-------- Recorded information --------

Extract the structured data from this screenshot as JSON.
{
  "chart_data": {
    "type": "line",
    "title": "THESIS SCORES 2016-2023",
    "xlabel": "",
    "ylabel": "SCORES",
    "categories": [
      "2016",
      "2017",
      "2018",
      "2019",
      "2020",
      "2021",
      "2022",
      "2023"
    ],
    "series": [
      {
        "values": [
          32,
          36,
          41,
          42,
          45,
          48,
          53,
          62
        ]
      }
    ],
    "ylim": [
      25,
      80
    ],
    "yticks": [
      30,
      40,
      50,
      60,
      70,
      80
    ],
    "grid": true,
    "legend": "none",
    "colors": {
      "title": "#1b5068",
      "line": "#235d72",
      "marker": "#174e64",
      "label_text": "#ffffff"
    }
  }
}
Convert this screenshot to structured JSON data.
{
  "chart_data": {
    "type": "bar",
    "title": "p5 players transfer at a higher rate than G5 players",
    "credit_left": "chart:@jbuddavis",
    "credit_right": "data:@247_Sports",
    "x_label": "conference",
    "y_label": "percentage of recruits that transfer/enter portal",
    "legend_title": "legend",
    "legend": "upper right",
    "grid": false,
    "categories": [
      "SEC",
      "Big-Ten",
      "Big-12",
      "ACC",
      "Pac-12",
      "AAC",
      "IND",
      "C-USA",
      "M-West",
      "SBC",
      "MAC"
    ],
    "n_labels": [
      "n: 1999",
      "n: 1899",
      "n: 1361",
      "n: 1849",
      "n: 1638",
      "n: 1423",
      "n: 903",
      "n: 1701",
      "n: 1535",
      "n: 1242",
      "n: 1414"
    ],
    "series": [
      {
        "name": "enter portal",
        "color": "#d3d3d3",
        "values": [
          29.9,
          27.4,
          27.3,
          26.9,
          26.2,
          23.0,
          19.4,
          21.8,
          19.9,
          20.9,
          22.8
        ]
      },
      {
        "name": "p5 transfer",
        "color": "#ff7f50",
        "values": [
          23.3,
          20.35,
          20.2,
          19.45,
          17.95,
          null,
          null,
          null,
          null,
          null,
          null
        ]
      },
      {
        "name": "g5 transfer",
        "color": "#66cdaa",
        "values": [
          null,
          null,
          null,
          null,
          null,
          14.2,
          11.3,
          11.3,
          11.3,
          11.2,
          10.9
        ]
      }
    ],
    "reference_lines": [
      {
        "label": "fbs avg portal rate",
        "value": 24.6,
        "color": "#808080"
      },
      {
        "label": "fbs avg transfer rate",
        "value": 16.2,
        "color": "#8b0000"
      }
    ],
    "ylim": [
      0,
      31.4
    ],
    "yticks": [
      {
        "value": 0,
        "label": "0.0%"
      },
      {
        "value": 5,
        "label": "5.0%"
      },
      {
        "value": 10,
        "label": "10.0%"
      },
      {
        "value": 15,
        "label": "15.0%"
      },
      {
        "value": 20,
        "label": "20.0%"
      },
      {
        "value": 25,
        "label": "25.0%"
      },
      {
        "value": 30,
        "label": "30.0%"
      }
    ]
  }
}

--------

• [Aim of the task]: Copy all lines of the material above where the string "JSON" occurs.

• [Complete response]:
Extract the structured data from this screenshot as JSON.
Convert this screenshot to structured JSON data.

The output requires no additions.